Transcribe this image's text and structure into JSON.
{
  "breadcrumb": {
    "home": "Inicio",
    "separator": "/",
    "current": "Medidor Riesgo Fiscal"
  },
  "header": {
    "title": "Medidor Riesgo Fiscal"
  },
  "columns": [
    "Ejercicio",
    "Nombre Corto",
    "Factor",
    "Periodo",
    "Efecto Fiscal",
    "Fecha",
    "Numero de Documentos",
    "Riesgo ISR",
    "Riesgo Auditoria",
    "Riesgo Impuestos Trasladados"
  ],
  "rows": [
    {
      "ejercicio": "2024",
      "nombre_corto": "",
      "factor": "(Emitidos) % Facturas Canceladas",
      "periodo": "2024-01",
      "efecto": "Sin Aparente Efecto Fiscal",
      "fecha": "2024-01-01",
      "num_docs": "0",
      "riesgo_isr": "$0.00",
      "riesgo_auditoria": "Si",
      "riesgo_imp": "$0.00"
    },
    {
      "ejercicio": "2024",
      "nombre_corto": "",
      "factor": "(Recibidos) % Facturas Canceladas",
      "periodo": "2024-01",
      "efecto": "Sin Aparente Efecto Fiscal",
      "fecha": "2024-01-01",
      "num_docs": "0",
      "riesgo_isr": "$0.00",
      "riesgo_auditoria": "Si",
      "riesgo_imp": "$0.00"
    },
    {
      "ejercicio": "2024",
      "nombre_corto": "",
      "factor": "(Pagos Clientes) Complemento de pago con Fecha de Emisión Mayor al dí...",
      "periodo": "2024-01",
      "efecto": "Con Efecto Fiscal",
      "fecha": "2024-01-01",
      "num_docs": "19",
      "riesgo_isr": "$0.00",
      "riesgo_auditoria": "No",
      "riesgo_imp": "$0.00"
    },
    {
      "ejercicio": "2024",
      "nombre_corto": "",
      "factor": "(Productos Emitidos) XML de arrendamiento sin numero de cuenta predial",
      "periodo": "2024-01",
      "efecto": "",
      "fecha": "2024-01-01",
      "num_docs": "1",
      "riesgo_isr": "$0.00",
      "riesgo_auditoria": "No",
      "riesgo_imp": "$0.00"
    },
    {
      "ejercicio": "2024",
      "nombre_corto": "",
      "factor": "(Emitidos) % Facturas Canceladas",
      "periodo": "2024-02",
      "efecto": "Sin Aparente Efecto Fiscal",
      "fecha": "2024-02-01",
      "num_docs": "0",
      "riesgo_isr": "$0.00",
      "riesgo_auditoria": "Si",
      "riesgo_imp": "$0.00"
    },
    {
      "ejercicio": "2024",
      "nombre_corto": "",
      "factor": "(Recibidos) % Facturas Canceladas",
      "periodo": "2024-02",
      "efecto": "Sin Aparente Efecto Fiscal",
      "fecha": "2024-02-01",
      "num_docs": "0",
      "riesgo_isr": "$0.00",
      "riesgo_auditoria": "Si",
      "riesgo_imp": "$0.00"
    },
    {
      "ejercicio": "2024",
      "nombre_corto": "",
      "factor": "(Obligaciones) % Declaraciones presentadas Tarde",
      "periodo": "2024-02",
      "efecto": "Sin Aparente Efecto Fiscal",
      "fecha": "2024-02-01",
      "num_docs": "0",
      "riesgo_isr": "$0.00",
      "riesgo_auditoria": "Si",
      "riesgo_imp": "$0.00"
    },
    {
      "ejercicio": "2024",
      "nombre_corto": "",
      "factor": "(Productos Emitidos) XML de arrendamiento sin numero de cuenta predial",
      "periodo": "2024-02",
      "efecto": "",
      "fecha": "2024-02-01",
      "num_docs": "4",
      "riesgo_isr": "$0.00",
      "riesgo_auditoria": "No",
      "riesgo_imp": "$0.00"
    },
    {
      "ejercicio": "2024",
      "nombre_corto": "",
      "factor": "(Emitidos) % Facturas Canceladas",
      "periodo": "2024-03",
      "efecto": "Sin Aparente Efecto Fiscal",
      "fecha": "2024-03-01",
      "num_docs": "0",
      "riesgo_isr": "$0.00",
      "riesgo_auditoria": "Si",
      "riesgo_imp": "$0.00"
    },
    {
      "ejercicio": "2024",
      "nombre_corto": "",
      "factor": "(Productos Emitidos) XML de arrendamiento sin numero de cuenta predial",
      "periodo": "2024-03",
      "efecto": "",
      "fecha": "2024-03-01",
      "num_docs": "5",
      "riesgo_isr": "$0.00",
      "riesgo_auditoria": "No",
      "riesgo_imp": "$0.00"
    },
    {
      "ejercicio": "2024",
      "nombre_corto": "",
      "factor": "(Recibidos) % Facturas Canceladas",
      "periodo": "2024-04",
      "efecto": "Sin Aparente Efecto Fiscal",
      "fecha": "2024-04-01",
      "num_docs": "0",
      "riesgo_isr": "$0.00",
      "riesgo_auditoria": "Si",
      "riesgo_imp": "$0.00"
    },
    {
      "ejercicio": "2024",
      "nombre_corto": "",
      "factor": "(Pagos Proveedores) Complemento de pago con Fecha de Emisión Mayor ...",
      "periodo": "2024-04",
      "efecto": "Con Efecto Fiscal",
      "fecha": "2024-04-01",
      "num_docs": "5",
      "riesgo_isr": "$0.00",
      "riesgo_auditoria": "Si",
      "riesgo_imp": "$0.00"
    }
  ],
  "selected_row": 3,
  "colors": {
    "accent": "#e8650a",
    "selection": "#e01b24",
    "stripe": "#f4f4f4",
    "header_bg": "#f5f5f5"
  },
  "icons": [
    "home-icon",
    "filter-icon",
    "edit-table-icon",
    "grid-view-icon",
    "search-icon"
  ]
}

=======

Please output the entries above, every line exactly as it reads.

Transcribe this image's text and structure into JSON.
{
  "breadcrumb": {
    "home": "Inicio",
    "separator": "/",
    "current": "Medidor Riesgo Fiscal"
  },
  "header": {
    "title": "Medidor Riesgo Fiscal"
  },
  "columns": [
    "Ejercicio",
    "Nombre Corto",
    "Factor",
    "Periodo",
    "Efecto Fiscal",
    "Fecha",
    "Numero de Documentos",
    "Riesgo ISR",
    "Riesgo Auditoria",
    "Riesgo Impuestos Trasladados"
  ],
  "rows": [
    {
      "ejercicio": "2024",
      "nombre_corto": "",
      "factor": "(Emitidos) % Facturas Canceladas",
      "periodo": "2024-01",
      "efecto": "Sin Aparente Efecto Fiscal",
      "fecha": "2024-01-01",
      "num_docs": "0",
      "riesgo_isr": "$0.00",
      "riesgo_auditoria": "Si",
      "riesgo_imp": "$0.00"
    },
    {
      "ejercicio": "2024",
      "nombre_corto": "",
      "factor": "(Recibidos) % Facturas Canceladas",
      "periodo": "2024-01",
      "efecto": "Sin Aparente Efecto Fiscal",
      "fecha": "2024-01-01",
      "num_docs": "0",
      "riesgo_isr": "$0.00",
      "riesgo_auditoria": "Si",
      "riesgo_imp": "$0.00"
    },
    {
      "ejercicio": "2024",
      "nombre_corto": "",
      "factor": "(Pagos Clientes) Complemento de pago con Fecha de Emisión Mayor al dí...",
      "periodo": "2024-01",
      "efecto": "Con Efecto Fiscal",
      "fecha": "2024-01-01",
      "num_docs": "19",
      "riesgo_isr": "$0.00",
      "riesgo_auditoria": "No",
      "riesgo_imp": "$0.00"
    },
    {
      "ejercicio": "2024",
      "nombre_corto": "",
      "factor": "(Productos Emitidos) XML de arrendamiento sin numero de cuenta predial",
      "periodo": "2024-01",
      "efecto": "",
      "fecha": "2024-01-01",
      "num_docs": "1",
      "riesgo_isr": "$0.00",
      "riesgo_auditoria": "No",
      "riesgo_imp": "$0.00"
    },
    {
      "ejercicio": "2024",
      "nombre_corto": "",
      "factor": "(Emitidos) % Facturas Canceladas",
      "periodo": "2024-02",
      "efecto": "Sin Aparente Efecto Fiscal",
      "fecha": "2024-02-01",
      "num_docs": "0",
      "riesgo_isr": "$0.00",
      "riesgo_auditoria": "Si",
      "riesgo_imp": "$0.00"
    },
    {
      "ejercicio": "2024",
      "nombre_corto": "",
      "factor": "(Recibidos) % Facturas Canceladas",
      "periodo": "2024-02",
      "efecto": "Sin Aparente Efecto Fiscal",
      "fecha": "2024-02-01",
      "num_docs": "0",
      "riesgo_isr": "$0.00",
      "riesgo_auditoria": "Si",
      "riesgo_imp": "$0.00"
    },
    {
      "ejercicio": "2024",
      "nombre_corto": "",
      "factor": "(Obligaciones) % Declaraciones presentadas Tarde",
      "periodo": "2024-02",
      "efecto": "Sin Aparente Efecto Fiscal",
      "fecha": "2024-02-01",
      "num_docs": "0",
      "riesgo_isr": "$0.00",
      "riesgo_auditoria": "Si",
      "riesgo_imp": "$0.00"
    },
    {
      "ejercicio": "2024",
      "nombre_corto": "",
      "factor": "(Productos Emitidos) XML de arrendamiento sin numero de cuenta predial",
      "periodo": "2024-02",
      "efecto": "",
      "fecha": "2024-02-01",
      "num_docs": "4",
      "riesgo_isr": "$0.00",
      "riesgo_auditoria": "No",
      "riesgo_imp": "$0.00"
    },
    {
      "ejercicio": "2024",
      "nombre_corto": "",
      "factor": "(Emitidos) % Facturas Canceladas",
      "periodo": "2024-03",
      "efecto": "Sin Aparente Efecto Fiscal",
      "fecha": "2024-03-01",
      "num_docs": "0",
      "riesgo_isr": "$0.00",
      "riesgo_auditoria": "Si",
      "riesgo_imp": "$0.00"
    },
    {
      "ejercicio": "2024",
      "nombre_corto": "",
      "factor": "(Productos Emitidos) XML de arrendamiento sin numero de cuenta predial",
      "periodo": "2024-03",
      "efecto": "",
      "fecha": "2024-03-01",
      "num_docs": "5",
      "riesgo_isr": "$0.00",
      "riesgo_auditoria": "No",
      "riesgo_imp": "$0.00"
    },
    {
      "ejercicio": "2024",
      "nombre_corto": "",
      "factor": "(Recibidos) % Facturas Canceladas",
      "periodo": "2024-04",
      "efecto": "Sin Aparente Efecto Fiscal",
      "fecha": "2024-04-01",
      "num_docs": "0",
      "riesgo_isr": "$0.00",
      "riesgo_auditoria": "Si",
      "riesgo_imp": "$0.00"
    },
    {
      "ejercicio": "2024",
      "nombre_corto": "",
      "factor": "(Pagos Proveedores) Complemento de pago con Fecha de Emisión Mayor ...",
      "periodo": "2024-04",
      "efecto": "Con Efecto Fiscal",
      "fecha": "2024-04-01",
      "num_docs": "5",
      "riesgo_isr": "$0.00",
      "riesgo_auditoria": "Si",
      "riesgo_imp": "$0.00"
    }
  ],
  "selected_row": 3,
  "colors": {
    "accent": "#e8650a",
    "selection": "#e01b24",
    "stripe": "#f4f4f4",
    "header_bg": "#f5f5f5"
  },
  "icons": [
    "home-icon",
    "filter-icon",
    "edit-table-icon",
    "grid-view-icon",
    "search-icon"
  ]
}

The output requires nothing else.